STATED TASK: Reproduce the listing that follows with no differences at all.

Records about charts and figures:
==*==
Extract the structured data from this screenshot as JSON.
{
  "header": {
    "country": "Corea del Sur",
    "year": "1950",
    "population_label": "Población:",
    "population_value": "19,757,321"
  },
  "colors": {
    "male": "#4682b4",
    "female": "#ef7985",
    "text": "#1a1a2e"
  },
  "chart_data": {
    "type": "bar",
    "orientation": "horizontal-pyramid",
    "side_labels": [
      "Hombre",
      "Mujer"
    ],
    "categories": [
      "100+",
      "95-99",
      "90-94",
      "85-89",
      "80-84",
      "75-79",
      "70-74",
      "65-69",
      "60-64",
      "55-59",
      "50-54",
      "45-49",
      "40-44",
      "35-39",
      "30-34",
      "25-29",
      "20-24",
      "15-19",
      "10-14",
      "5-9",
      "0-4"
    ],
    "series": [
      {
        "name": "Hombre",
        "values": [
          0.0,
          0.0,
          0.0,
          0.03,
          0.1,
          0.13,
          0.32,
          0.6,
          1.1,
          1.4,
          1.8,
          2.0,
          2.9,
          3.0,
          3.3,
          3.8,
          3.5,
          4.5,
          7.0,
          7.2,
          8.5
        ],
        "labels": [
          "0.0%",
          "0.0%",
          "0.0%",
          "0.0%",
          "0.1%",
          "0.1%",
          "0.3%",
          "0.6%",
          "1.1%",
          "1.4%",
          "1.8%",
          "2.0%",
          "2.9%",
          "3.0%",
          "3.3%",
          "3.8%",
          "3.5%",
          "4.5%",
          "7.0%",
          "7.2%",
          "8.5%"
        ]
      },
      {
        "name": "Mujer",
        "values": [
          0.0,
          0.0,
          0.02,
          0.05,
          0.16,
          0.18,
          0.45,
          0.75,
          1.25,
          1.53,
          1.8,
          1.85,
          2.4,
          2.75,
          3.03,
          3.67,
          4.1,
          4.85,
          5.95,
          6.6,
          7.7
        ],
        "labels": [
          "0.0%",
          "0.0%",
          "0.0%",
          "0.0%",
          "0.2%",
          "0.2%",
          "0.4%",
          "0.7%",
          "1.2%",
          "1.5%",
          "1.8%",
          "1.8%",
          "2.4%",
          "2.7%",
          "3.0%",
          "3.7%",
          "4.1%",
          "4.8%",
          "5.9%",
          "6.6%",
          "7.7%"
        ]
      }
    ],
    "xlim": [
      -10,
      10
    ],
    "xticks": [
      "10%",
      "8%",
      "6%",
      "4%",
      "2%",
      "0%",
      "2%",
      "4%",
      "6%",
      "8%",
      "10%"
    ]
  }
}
==*==
THE SOLUTION:
Extract the structured data from this screenshot as JSON.
{
  "header": {
    "country": "Corea del Sur",
    "year": "1950",
    "population_label": "Población:",
    "population_value": "19,757,321"
  },
  "colors": {
    "male": "#4682b4",
    "female": "#ef7985",
    "text": "#1a1a2e"
  },
  "chart_data": {
    "type": "bar",
    "orientation": "horizontal-pyramid",
    "side_labels": [
      "Hombre",
      "Mujer"
    ],
    "categories": [
      "100+",
      "95-99",
      "90-94",
      "85-89",
      "80-84",
      "75-79",
      "70-74",
      "65-69",
      "60-64",
      "55-59",
      "50-54",
      "45-49",
      "40-44",
      "35-39",
      "30-34",
      "25-29",
      "20-24",
      "15-19",
      "10-14",
      "5-9",
      "0-4"
    ],
    "series": [
      {
        "name": "Hombre",
        "values": [
          0.0,
          0.0,
          0.0,
          0.03,
          0.1,
          0.13,
          0.32,
          0.6,
          1.1,
          1.4,
          1.8,
          2.0,
          2.9,
          3.0,
          3.3,
          3.8,
          3.5,
          4.5,
          7.0,
          7.2,
          8.5
        ],
        "labels": [
          "0.0%",
          "0.0%",
          "0.0%",
          "0.0%",
          "0.1%",
          "0.1%",
          "0.3%",
          "0.6%",
          "1.1%",
          "1.4%",
          "1.8%",
          "2.0%",
          "2.9%",
          "3.0%",
          "3.3%",
          "3.8%",
          "3.5%",
          "4.5%",
          "7.0%",
          "7.2%",
          "8.5%"
        ]
      },
      {
        "name": "Mujer",
        "values": [
          0.0,
          0.0,
          0.02,
          0.05,
          0.16,
          0.18,
          0.45,
          0.75,
          1.25,
          1.53,
          1.8,
          1.85,
          2.4,
          2.75,
          3.03,
          3.67,
          4.1,
          4.85,
          5.95,
          6.6,
          7.7
        ],
        "labels": [
          "0.0%",
          "0.0%",
          "0.0%",
          "0.0%",
          "0.2%",
          "0.2%",
          "0.4%",
          "0.7%",
          "1.2%",
          "1.5%",
          "1.8%",
          "1.8%",
          "2.4%",
          "2.7%",
          "3.0%",
          "3.7%",
          "4.1%",
          "4.8%",
          "5.9%",
          "6.6%",
          "7.7%"
        ]
      }
    ],
    "xlim": [
      -10,
      10
    ],
    "xticks": [
      "10%",
      "8%",
      "6%",
      "4%",
      "2%",
      "0%",
      "2%",
      "4%",
      "6%",
      "8%",
      "10%"
    ]
  }
}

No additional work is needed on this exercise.